■ **What you will do**: Transcribe the listing in full, excluding any pictures.

■ **Dataset records**:
····················
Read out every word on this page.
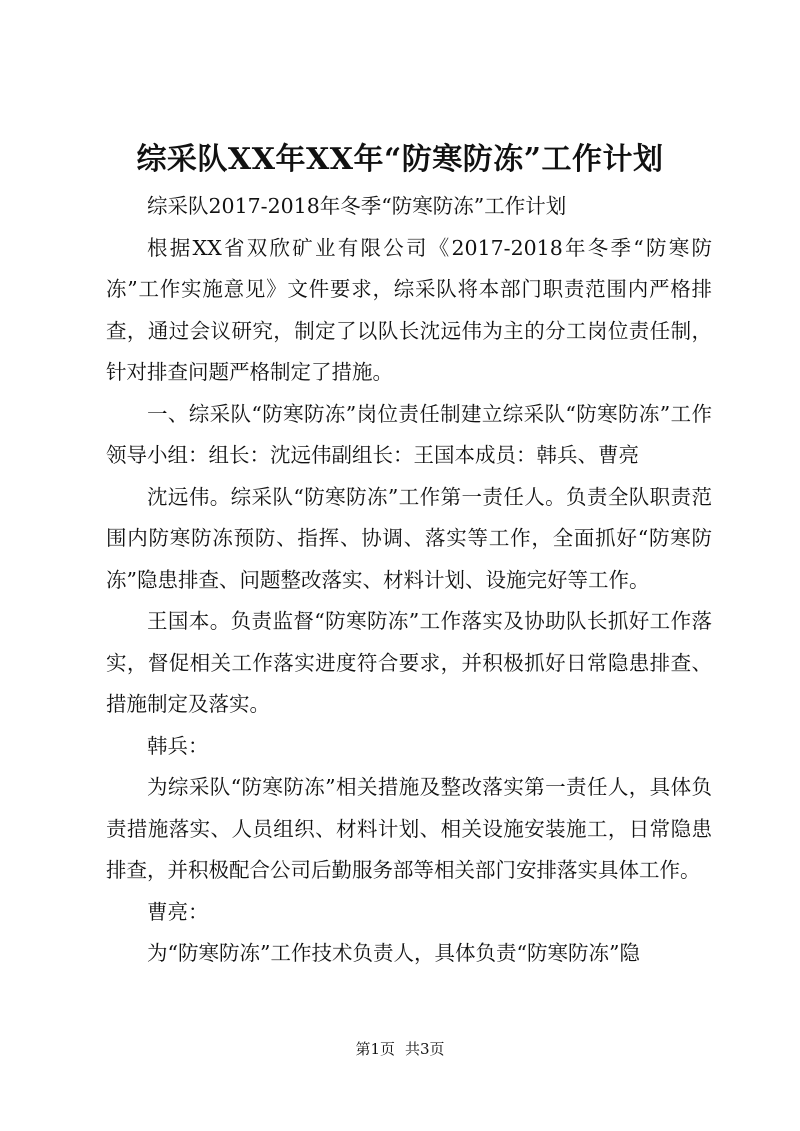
综采队XX年XX年“防寒防冻”工作计划

综采队2017-2018年冬季“防寒防冻”工作计划

根据XX省双欣矿业有限公司《2017-2018年冬季“防寒防冻”工作实施意见》文件要求，综采队将本部门职责范围内严格排查，通过会议研究，制定了以队长沈远伟为主的分工岗位责任制，针对排查问题严格制定了措施。

一、综采队“防寒防冻”岗位责任制建立综采队“防寒防冻”工作领导小组：组长：沈远伟副组长：王国本成员：韩兵、曹亮

沈远伟。综采队“防寒防冻”工作第一责任人。负责全队职责范围内防寒防冻预防、指挥、协调、落实等工作，全面抓好“防寒防冻”隐患排查、问题整改落实、材料计划、设施完好等工作。

王国本。负责监督“防寒防冻”工作落实及协助队长抓好工作落实，督促相关工作落实进度符合要求，并积极抓好日常隐患排查、措施制定及落实。

韩兵：

为综采队“防寒防冻”相关措施及整改落实第一责任人，具体负责措施落实、人员组织、材料计划、相关设施安装施工，日常隐患排查，并积极配合公司后勤服务部等相关部门安排落实具体工作。

曹亮：

为“防寒防冻”工作技术负责人，具体负责“防寒防冻”隐

第1页 共3页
····················
■ **Solution**:
Read out every word on this page.
综采队XX年XX年“防寒防冻”工作计划

综采队2017-2018年冬季“防寒防冻”工作计划

根据XX省双欣矿业有限公司《2017-2018年冬季“防寒防冻”工作实施意见》文件要求，综采队将本部门职责范围内严格排查，通过会议研究，制定了以队长沈远伟为主的分工岗位责任制，针对排查问题严格制定了措施。

一、综采队“防寒防冻”岗位责任制建立综采队“防寒防冻”工作领导小组：组长：沈远伟副组长：王国本成员：韩兵、曹亮

沈远伟。综采队“防寒防冻”工作第一责任人。负责全队职责范围内防寒防冻预防、指挥、协调、落实等工作，全面抓好“防寒防冻”隐患排查、问题整改落实、材料计划、设施完好等工作。

王国本。负责监督“防寒防冻”工作落实及协助队长抓好工作落实，督促相关工作落实进度符合要求，并积极抓好日常隐患排查、措施制定及落实。

韩兵：

为综采队“防寒防冻”相关措施及整改落实第一责任人，具体负责措施落实、人员组织、材料计划、相关设施安装施工，日常隐患排查，并积极配合公司后勤服务部等相关部门安排落实具体工作。

曹亮：

为“防寒防冻”工作技术负责人，具体负责“防寒防冻”隐

第1页 共3页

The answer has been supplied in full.